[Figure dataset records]
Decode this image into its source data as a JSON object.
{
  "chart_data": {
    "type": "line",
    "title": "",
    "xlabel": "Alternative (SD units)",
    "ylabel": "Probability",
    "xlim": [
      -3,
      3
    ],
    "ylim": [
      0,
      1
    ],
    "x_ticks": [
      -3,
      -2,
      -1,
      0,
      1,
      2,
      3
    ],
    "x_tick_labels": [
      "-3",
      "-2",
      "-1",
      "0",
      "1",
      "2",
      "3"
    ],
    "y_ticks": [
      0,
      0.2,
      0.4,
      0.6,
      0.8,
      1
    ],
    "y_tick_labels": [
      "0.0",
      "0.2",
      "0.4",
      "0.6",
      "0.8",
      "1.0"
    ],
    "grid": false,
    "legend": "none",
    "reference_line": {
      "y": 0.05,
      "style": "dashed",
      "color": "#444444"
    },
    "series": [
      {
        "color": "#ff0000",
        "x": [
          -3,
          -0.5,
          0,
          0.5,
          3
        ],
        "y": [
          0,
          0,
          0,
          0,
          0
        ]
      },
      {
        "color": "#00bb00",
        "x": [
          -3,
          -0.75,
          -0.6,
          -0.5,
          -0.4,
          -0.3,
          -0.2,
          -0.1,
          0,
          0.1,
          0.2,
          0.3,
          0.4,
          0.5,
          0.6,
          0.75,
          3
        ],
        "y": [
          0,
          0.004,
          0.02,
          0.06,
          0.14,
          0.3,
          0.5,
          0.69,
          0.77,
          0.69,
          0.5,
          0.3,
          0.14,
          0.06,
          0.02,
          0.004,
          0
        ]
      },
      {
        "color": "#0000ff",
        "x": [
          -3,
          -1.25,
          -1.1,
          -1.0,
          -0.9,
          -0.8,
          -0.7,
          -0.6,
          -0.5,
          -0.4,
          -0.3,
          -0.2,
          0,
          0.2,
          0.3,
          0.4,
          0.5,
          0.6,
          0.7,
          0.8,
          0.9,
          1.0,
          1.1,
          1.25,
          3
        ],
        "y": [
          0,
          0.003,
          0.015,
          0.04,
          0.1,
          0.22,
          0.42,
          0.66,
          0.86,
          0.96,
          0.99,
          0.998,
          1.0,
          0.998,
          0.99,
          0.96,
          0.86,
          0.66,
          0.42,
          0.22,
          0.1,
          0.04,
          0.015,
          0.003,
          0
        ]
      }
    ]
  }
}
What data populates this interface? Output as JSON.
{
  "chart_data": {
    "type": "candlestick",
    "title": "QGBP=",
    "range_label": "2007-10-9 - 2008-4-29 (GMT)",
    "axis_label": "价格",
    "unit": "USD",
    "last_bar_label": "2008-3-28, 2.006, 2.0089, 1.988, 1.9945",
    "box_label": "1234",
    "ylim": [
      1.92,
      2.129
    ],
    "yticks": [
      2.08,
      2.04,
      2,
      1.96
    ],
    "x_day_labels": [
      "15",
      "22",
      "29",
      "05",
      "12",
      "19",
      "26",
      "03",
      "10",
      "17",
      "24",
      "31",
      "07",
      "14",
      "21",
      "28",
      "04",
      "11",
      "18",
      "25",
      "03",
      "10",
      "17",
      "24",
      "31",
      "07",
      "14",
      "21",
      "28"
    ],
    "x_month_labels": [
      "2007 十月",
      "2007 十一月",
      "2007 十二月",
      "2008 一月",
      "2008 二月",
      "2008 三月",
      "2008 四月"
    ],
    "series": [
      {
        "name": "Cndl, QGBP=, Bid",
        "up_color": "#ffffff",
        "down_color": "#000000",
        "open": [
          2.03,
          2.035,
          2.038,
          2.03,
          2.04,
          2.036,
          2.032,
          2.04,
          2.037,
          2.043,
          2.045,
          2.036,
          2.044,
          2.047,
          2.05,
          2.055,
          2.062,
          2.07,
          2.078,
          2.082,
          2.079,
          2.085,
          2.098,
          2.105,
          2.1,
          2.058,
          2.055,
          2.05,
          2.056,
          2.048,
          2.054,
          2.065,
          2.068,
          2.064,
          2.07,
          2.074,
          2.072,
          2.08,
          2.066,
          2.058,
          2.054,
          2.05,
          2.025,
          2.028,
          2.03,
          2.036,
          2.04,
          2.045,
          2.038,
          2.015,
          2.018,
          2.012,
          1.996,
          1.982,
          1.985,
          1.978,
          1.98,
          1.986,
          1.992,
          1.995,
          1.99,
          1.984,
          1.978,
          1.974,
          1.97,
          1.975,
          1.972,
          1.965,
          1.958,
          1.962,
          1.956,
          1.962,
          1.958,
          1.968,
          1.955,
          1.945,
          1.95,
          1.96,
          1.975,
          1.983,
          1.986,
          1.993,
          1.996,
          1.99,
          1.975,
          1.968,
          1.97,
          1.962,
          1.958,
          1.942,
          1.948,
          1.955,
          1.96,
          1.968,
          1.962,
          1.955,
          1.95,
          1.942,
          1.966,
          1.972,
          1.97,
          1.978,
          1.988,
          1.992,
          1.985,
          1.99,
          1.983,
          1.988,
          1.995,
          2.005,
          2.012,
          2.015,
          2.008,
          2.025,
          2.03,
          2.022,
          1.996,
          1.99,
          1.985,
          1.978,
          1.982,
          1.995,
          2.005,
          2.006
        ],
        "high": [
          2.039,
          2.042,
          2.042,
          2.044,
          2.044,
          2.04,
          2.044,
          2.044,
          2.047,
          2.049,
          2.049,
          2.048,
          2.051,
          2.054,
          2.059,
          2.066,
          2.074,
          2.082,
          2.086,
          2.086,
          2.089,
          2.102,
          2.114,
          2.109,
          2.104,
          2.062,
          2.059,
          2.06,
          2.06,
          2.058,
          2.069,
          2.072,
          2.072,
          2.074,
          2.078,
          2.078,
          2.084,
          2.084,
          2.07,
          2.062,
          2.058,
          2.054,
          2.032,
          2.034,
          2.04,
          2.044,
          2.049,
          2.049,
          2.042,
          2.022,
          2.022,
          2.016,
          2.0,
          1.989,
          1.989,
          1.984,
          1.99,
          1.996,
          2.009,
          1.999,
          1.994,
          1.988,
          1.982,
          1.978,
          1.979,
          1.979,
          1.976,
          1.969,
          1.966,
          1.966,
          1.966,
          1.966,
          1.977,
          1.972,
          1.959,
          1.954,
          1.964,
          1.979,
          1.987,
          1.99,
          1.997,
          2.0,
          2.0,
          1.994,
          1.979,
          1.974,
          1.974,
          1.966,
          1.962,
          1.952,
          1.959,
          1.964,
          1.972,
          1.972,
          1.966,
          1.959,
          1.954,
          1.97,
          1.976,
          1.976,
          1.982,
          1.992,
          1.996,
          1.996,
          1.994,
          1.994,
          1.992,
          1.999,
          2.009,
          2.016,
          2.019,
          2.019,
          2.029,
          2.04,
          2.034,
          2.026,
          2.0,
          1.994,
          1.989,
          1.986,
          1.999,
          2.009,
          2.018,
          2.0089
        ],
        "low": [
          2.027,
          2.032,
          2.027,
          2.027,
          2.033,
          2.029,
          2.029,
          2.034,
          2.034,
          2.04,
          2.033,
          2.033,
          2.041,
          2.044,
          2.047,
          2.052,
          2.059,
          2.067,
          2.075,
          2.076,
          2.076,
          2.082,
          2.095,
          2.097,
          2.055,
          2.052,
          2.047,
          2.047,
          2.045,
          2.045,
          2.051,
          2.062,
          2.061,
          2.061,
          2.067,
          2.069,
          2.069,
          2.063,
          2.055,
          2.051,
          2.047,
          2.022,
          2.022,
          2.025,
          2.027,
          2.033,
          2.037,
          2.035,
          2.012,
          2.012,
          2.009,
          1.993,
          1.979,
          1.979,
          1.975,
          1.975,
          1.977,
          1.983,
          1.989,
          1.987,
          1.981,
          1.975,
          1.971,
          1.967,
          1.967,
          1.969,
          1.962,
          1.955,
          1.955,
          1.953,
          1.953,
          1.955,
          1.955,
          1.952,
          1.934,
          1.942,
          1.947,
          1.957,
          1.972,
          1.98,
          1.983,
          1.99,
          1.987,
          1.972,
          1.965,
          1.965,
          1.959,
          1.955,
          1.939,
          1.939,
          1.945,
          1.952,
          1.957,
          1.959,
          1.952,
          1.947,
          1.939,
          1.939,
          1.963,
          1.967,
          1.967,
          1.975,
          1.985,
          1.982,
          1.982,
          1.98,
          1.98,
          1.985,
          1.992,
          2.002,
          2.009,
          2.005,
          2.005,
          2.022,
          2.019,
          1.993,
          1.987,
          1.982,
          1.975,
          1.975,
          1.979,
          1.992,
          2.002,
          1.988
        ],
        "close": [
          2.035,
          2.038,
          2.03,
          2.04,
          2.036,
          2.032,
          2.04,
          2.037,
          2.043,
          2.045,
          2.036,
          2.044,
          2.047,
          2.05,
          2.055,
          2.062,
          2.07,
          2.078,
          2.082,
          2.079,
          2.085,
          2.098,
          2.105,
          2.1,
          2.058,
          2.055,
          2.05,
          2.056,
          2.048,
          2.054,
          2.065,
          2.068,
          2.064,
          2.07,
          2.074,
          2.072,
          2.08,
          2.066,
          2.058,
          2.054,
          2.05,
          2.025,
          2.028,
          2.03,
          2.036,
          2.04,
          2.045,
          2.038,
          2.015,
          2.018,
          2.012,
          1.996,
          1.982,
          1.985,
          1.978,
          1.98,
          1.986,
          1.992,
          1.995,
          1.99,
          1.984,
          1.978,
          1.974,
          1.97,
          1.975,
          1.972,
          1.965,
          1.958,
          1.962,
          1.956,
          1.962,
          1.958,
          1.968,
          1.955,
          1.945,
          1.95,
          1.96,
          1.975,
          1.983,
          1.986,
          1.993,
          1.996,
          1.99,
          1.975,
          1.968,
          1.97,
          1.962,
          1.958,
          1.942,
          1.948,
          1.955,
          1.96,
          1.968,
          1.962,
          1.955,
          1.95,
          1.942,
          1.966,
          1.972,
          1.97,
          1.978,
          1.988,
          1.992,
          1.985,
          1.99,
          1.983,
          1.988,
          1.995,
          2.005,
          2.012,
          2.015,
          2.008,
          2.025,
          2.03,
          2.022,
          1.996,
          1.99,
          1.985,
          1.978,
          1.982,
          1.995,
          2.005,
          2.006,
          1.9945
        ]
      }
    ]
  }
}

WHAT IS EXPECTED.
Give the count of lines containing "this", with no added text.

FINISHED ANSWER.
2